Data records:
****

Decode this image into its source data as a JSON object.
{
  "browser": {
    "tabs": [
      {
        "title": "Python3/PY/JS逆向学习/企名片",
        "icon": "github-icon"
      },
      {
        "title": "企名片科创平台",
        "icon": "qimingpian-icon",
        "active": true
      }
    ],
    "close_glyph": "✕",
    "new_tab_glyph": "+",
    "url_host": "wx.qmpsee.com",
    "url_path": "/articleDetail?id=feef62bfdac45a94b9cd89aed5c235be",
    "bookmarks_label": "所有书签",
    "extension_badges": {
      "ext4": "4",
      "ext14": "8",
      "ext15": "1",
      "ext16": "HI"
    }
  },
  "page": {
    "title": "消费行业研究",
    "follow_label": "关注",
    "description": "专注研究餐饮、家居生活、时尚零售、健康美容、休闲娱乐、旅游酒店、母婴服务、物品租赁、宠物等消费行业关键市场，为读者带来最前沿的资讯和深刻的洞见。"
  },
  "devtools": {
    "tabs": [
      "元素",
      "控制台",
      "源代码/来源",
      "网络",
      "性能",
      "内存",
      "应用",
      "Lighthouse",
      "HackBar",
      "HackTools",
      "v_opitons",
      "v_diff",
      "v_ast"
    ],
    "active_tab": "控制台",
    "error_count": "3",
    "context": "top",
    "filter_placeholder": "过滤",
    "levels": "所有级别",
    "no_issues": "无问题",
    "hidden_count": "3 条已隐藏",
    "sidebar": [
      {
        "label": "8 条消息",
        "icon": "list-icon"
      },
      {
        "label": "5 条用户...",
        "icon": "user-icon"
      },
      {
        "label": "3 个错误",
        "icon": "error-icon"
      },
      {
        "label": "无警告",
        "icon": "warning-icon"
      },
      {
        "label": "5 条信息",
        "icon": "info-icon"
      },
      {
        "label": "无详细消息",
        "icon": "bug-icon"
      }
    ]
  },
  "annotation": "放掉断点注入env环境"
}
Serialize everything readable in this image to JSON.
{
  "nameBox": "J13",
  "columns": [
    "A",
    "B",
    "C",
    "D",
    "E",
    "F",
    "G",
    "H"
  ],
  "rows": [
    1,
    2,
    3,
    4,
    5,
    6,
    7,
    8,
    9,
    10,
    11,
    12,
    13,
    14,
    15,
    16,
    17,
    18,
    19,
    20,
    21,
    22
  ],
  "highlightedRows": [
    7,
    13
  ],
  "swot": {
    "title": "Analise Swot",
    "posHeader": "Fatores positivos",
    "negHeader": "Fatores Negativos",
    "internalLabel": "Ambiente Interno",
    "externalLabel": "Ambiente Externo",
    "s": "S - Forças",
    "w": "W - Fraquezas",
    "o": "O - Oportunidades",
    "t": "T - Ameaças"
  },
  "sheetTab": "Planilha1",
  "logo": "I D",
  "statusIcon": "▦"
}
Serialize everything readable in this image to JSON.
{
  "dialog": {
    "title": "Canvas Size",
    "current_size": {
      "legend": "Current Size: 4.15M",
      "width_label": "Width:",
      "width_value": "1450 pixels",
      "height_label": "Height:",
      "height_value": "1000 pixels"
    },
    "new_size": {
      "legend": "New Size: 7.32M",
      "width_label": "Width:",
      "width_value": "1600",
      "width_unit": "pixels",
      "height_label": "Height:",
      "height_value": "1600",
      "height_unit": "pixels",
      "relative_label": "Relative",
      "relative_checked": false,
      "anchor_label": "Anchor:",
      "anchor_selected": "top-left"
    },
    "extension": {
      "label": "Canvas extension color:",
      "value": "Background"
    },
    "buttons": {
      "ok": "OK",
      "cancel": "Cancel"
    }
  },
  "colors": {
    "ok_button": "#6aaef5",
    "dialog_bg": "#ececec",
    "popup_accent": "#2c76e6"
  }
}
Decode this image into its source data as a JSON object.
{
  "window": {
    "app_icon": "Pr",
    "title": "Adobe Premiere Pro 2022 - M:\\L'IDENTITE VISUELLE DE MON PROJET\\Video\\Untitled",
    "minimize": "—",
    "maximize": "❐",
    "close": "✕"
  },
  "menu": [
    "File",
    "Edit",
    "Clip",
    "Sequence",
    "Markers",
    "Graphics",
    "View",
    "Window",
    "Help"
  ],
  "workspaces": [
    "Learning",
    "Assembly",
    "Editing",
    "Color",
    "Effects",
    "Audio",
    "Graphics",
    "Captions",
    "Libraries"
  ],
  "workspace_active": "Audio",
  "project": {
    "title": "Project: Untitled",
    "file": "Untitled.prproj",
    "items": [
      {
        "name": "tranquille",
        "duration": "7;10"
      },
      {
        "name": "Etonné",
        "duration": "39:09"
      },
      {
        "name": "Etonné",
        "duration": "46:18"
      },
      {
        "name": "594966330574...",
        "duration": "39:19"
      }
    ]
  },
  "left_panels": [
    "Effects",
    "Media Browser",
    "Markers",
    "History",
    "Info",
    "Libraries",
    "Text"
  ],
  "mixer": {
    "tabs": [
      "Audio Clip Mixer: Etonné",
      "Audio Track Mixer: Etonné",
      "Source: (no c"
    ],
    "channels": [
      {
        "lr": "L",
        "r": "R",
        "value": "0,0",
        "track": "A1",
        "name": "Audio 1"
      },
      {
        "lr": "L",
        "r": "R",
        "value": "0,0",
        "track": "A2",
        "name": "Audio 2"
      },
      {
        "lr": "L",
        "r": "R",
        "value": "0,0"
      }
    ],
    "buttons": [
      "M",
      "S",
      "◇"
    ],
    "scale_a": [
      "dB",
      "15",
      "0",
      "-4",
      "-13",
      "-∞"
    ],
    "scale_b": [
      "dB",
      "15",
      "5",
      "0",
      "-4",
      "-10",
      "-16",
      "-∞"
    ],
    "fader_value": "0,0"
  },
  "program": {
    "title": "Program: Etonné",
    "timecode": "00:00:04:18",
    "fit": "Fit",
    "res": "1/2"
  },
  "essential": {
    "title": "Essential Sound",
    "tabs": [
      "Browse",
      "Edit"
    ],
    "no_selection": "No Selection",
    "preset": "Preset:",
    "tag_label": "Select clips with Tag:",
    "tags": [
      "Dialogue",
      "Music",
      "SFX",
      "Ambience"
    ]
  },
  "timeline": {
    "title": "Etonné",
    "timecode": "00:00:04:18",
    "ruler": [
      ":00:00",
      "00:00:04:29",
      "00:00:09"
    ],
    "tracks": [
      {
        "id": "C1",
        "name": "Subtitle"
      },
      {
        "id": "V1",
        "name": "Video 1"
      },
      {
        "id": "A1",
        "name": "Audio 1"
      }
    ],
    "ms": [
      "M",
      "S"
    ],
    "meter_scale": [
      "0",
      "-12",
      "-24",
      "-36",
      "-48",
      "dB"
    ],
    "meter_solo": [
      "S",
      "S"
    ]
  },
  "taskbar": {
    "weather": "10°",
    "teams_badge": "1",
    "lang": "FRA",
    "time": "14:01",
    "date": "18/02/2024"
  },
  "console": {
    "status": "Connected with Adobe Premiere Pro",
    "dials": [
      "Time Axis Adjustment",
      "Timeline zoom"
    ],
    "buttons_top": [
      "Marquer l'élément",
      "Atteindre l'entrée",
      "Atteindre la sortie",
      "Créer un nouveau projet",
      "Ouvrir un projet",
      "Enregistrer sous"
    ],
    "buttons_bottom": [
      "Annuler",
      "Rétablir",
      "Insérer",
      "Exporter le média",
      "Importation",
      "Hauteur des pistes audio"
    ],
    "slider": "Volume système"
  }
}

****

• Set problem: Print again each line of the listing above, exactly as it appears.

• Response to this task:
Decode this image into its source data as a JSON object.
{
  "browser": {
    "tabs": [
      {
        "title": "Python3/PY/JS逆向学习/企名片",
        "icon": "github-icon"
      },
      {
        "title": "企名片科创平台",
        "icon": "qimingpian-icon",
        "active": true
      }
    ],
    "close_glyph": "✕",
    "new_tab_glyph": "+",
    "url_host": "wx.qmpsee.com",
    "url_path": "/articleDetail?id=feef62bfdac45a94b9cd89aed5c235be",
    "bookmarks_label": "所有书签",
    "extension_badges": {
      "ext4": "4",
      "ext14": "8",
      "ext15": "1",
      "ext16": "HI"
    }
  },
  "page": {
    "title": "消费行业研究",
    "follow_label": "关注",
    "description": "专注研究餐饮、家居生活、时尚零售、健康美容、休闲娱乐、旅游酒店、母婴服务、物品租赁、宠物等消费行业关键市场，为读者带来最前沿的资讯和深刻的洞见。"
  },
  "devtools": {
    "tabs": [
      "元素",
      "控制台",
      "源代码/来源",
      "网络",
      "性能",
      "内存",
      "应用",
      "Lighthouse",
      "HackBar",
      "HackTools",
      "v_opitons",
      "v_diff",
      "v_ast"
    ],
    "active_tab": "控制台",
    "error_count": "3",
    "context": "top",
    "filter_placeholder": "过滤",
    "levels": "所有级别",
    "no_issues": "无问题",
    "hidden_count": "3 条已隐藏",
    "sidebar": [
      {
        "label": "8 条消息",
        "icon": "list-icon"
      },
      {
        "label": "5 条用户...",
        "icon": "user-icon"
      },
      {
        "label": "3 个错误",
        "icon": "error-icon"
      },
      {
        "label": "无警告",
        "icon": "warning-icon"
      },
      {
        "label": "5 条信息",
        "icon": "info-icon"
      },
      {
        "label": "无详细消息",
        "icon": "bug-icon"
      }
    ]
  },
  "annotation": "放掉断点注入env环境"
}
Serialize everything readable in this image to JSON.
{
  "nameBox": "J13",
  "columns": [
    "A",
    "B",
    "C",
    "D",
    "E",
    "F",
    "G",
    "H"
  ],
  "rows": [
    1,
    2,
    3,
    4,
    5,
    6,
    7,
    8,
    9,
    10,
    11,
    12,
    13,
    14,
    15,
    16,
    17,
    18,
    19,
    20,
    21,
    22
  ],
  "highlightedRows": [
    7,
    13
  ],
  "swot": {
    "title": "Analise Swot",
    "posHeader": "Fatores positivos",
    "negHeader": "Fatores Negativos",
    "internalLabel": "Ambiente Interno",
    "externalLabel": "Ambiente Externo",
    "s": "S - Forças",
    "w": "W - Fraquezas",
    "o": "O - Oportunidades",
    "t": "T - Ameaças"
  },
  "sheetTab": "Planilha1",
  "logo": "I D",
  "statusIcon": "▦"
}
Serialize everything readable in this image to JSON.
{
  "dialog": {
    "title": "Canvas Size",
    "current_size": {
      "legend": "Current Size: 4.15M",
      "width_label": "Width:",
      "width_value": "1450 pixels",
      "height_label": "Height:",
      "height_value": "1000 pixels"
    },
    "new_size": {
      "legend": "New Size: 7.32M",
      "width_label": "Width:",
      "width_value": "1600",
      "width_unit": "pixels",
      "height_label": "Height:",
      "height_value": "1600",
      "height_unit": "pixels",
      "relative_label": "Relative",
      "relative_checked": false,
      "anchor_label": "Anchor:",
      "anchor_selected": "top-left"
    },
    "extension": {
      "label": "Canvas extension color:",
      "value": "Background"
    },
    "buttons": {
      "ok": "OK",
      "cancel": "Cancel"
    }
  },
  "colors": {
    "ok_button": "#6aaef5",
    "dialog_bg": "#ececec",
    "popup_accent": "#2c76e6"
  }
}
Decode this image into its source data as a JSON object.
{
  "window": {
    "app_icon": "Pr",
    "title": "Adobe Premiere Pro 2022 - M:\\L'IDENTITE VISUELLE DE MON PROJET\\Video\\Untitled",
    "minimize": "—",
    "maximize": "❐",
    "close": "✕"
  },
  "menu": [
    "File",
    "Edit",
    "Clip",
    "Sequence",
    "Markers",
    "Graphics",
    "View",
    "Window",
    "Help"
  ],
  "workspaces": [
    "Learning",
    "Assembly",
    "Editing",
    "Color",
    "Effects",
    "Audio",
    "Graphics",
    "Captions",
    "Libraries"
  ],
  "workspace_active": "Audio",
  "project": {
    "title": "Project: Untitled",
    "file": "Untitled.prproj",
    "items": [
      {
        "name": "tranquille",
        "duration": "7;10"
      },
      {
        "name": "Etonné",
        "duration": "39:09"
      },
      {
        "name": "Etonné",
        "duration": "46:18"
      },
      {
        "name": "594966330574...",
        "duration": "39:19"
      }
    ]
  },
  "left_panels": [
    "Effects",
    "Media Browser",
    "Markers",
    "History",
    "Info",
    "Libraries",
    "Text"
  ],
  "mixer": {
    "tabs": [
      "Audio Clip Mixer: Etonné",
      "Audio Track Mixer: Etonné",
      "Source: (no c"
    ],
    "channels": [
      {
        "lr": "L",
        "r": "R",
        "value": "0,0",
        "track": "A1",
        "name": "Audio 1"
      },
      {
        "lr": "L",
        "r": "R",
        "value": "0,0",
        "track": "A2",
        "name": "Audio 2"
      },
      {
        "lr": "L",
        "r": "R",
        "value": "0,0"
      }
    ],
    "buttons": [
      "M",
      "S",
      "◇"
    ],
    "scale_a": [
      "dB",
      "15",
      "0",
      "-4",
      "-13",
      "-∞"
    ],
    "scale_b": [
      "dB",
      "15",
      "5",
      "0",
      "-4",
      "-10",
      "-16",
      "-∞"
    ],
    "fader_value": "0,0"
  },
  "program": {
    "title": "Program: Etonné",
    "timecode": "00:00:04:18",
    "fit": "Fit",
    "res": "1/2"
  },
  "essential": {
    "title": "Essential Sound",
    "tabs": [
      "Browse",
      "Edit"
    ],
    "no_selection": "No Selection",
    "preset": "Preset:",
    "tag_label": "Select clips with Tag:",
    "tags": [
      "Dialogue",
      "Music",
      "SFX",
      "Ambience"
    ]
  },
  "timeline": {
    "title": "Etonné",
    "timecode": "00:00:04:18",
    "ruler": [
      ":00:00",
      "00:00:04:29",
      "00:00:09"
    ],
    "tracks": [
      {
        "id": "C1",
        "name": "Subtitle"
      },
      {
        "id": "V1",
        "name": "Video 1"
      },
      {
        "id": "A1",
        "name": "Audio 1"
      }
    ],
    "ms": [
      "M",
      "S"
    ],
    "meter_scale": [
      "0",
      "-12",
      "-24",
      "-36",
      "-48",
      "dB"
    ],
    "meter_solo": [
      "S",
      "S"
    ]
  },
  "taskbar": {
    "weather": "10°",
    "teams_badge": "1",
    "lang": "FRA",
    "time": "14:01",
    "date": "18/02/2024"
  },
  "console": {
    "status": "Connected with Adobe Premiere Pro",
    "dials": [
      "Time Axis Adjustment",
      "Timeline zoom"
    ],
    "buttons_top": [
      "Marquer l'élément",
      "Atteindre l'entrée",
      "Atteindre la sortie",
      "Créer un nouveau projet",
      "Ouvrir un projet",
      "Enregistrer sous"
    ],
    "buttons_bottom": [
      "Annuler",
      "Rétablir",
      "Insérer",
      "Exporter le média",
      "Importation",
      "Hauteur des pistes audio"
    ],
    "slider": "Volume système"
  }
}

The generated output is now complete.